#### Stated exercise:
Can you print the data exactly and leave out each image?

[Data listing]
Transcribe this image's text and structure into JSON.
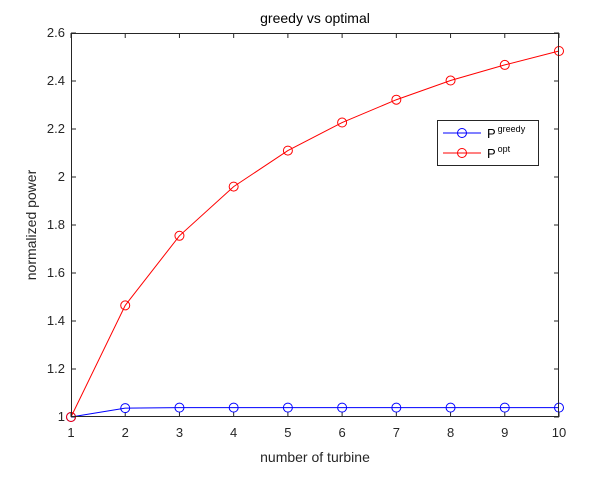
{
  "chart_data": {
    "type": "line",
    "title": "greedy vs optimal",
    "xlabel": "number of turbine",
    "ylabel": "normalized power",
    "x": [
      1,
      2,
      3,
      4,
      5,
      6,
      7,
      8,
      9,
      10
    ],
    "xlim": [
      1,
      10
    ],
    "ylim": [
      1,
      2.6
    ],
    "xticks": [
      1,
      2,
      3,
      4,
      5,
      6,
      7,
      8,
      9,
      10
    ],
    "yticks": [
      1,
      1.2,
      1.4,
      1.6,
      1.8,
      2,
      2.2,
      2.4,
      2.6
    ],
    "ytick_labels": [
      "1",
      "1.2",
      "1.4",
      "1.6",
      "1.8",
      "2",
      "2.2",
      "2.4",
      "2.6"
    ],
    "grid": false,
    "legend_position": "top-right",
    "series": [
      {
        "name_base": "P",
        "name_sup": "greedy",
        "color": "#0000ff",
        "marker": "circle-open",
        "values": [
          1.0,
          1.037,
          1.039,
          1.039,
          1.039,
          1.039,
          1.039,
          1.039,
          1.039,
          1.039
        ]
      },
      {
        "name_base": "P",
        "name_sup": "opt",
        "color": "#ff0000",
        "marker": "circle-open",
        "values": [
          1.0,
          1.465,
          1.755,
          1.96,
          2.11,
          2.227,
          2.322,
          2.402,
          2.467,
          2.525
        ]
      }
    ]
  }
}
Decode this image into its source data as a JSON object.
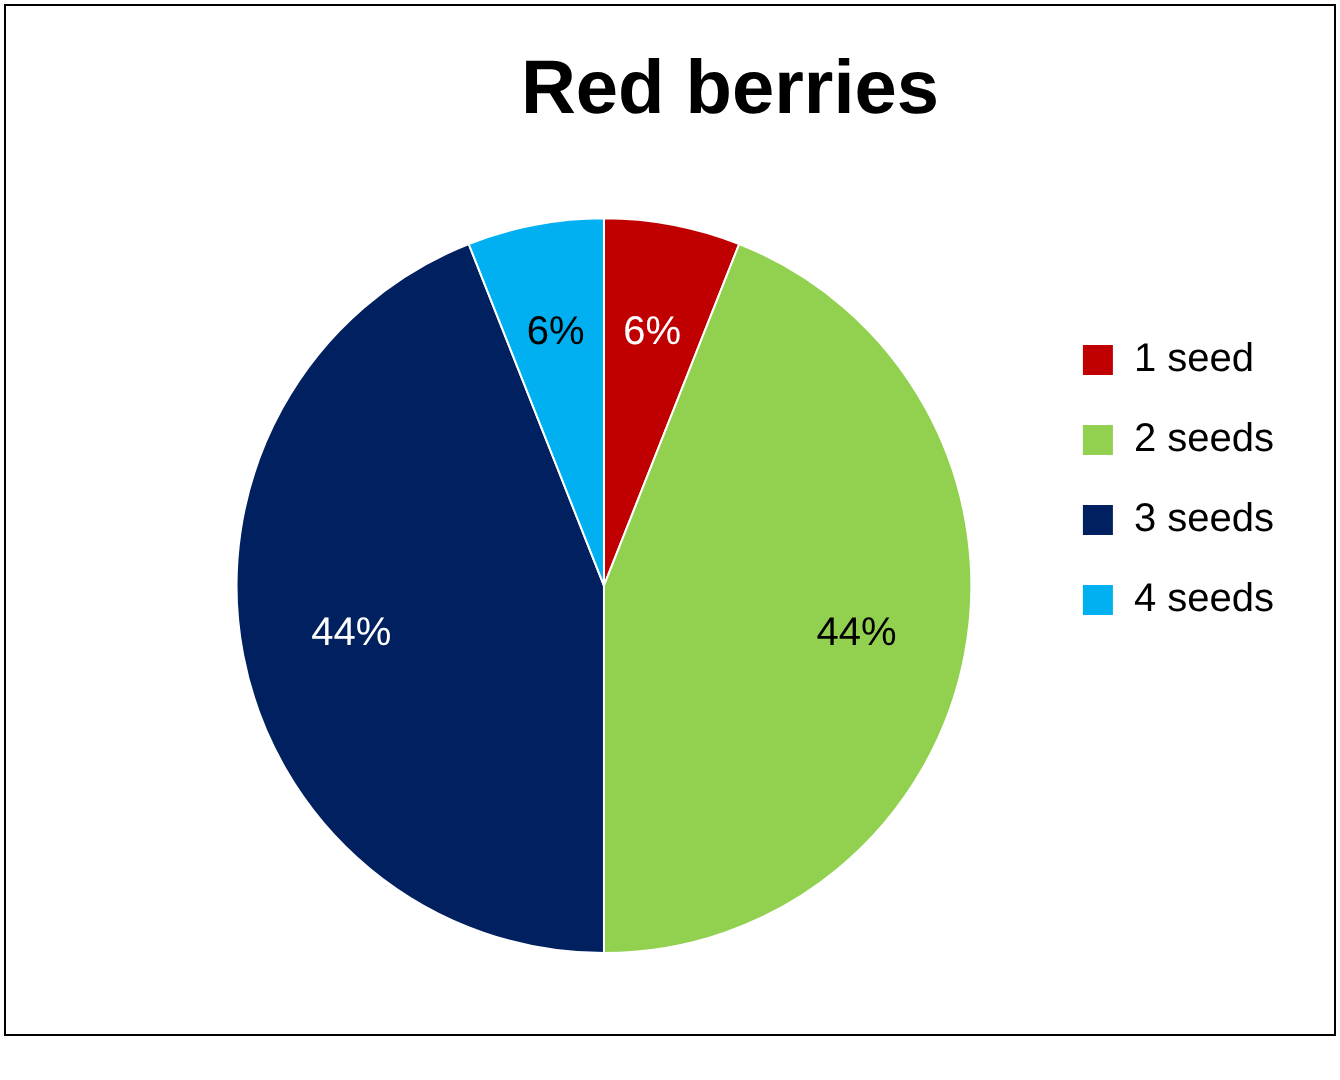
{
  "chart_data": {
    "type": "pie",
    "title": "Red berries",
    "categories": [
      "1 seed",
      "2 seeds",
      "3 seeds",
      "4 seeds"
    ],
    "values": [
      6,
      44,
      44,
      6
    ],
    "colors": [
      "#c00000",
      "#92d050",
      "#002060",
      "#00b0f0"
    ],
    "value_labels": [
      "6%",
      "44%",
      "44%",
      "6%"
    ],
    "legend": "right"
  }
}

#### The output:
Transcribe this image's text and structure into JSON.
{
  "chart_data": {
    "type": "line",
    "title": "greedy vs optimal",
    "xlabel": "number of turbine",
    "ylabel": "normalized power",
    "x": [
      1,
      2,
      3,
      4,
      5,
      6,
      7,
      8,
      9,
      10
    ],
    "xlim": [
      1,
      10
    ],
    "ylim": [
      1,
      2.6
    ],
    "xticks": [
      1,
      2,
      3,
      4,
      5,
      6,
      7,
      8,
      9,
      10
    ],
    "yticks": [
      1,
      1.2,
      1.4,
      1.6,
      1.8,
      2,
      2.2,
      2.4,
      2.6
    ],
    "ytick_labels": [
      "1",
      "1.2",
      "1.4",
      "1.6",
      "1.8",
      "2",
      "2.2",
      "2.4",
      "2.6"
    ],
    "grid": false,
    "legend_position": "top-right",
    "series": [
      {
        "name_base": "P",
        "name_sup": "greedy",
        "color": "#0000ff",
        "marker": "circle-open",
        "values": [
          1.0,
          1.037,
          1.039,
          1.039,
          1.039,
          1.039,
          1.039,
          1.039,
          1.039,
          1.039
        ]
      },
      {
        "name_base": "P",
        "name_sup": "opt",
        "color": "#ff0000",
        "marker": "circle-open",
        "values": [
          1.0,
          1.465,
          1.755,
          1.96,
          2.11,
          2.227,
          2.322,
          2.402,
          2.467,
          2.525
        ]
      }
    ]
  }
}
Decode this image into its source data as a JSON object.
{
  "chart_data": {
    "type": "pie",
    "title": "Red berries",
    "categories": [
      "1 seed",
      "2 seeds",
      "3 seeds",
      "4 seeds"
    ],
    "values": [
      6,
      44,
      44,
      6
    ],
    "colors": [
      "#c00000",
      "#92d050",
      "#002060",
      "#00b0f0"
    ],
    "value_labels": [
      "6%",
      "44%",
      "44%",
      "6%"
    ],
    "legend": "right"
  }
}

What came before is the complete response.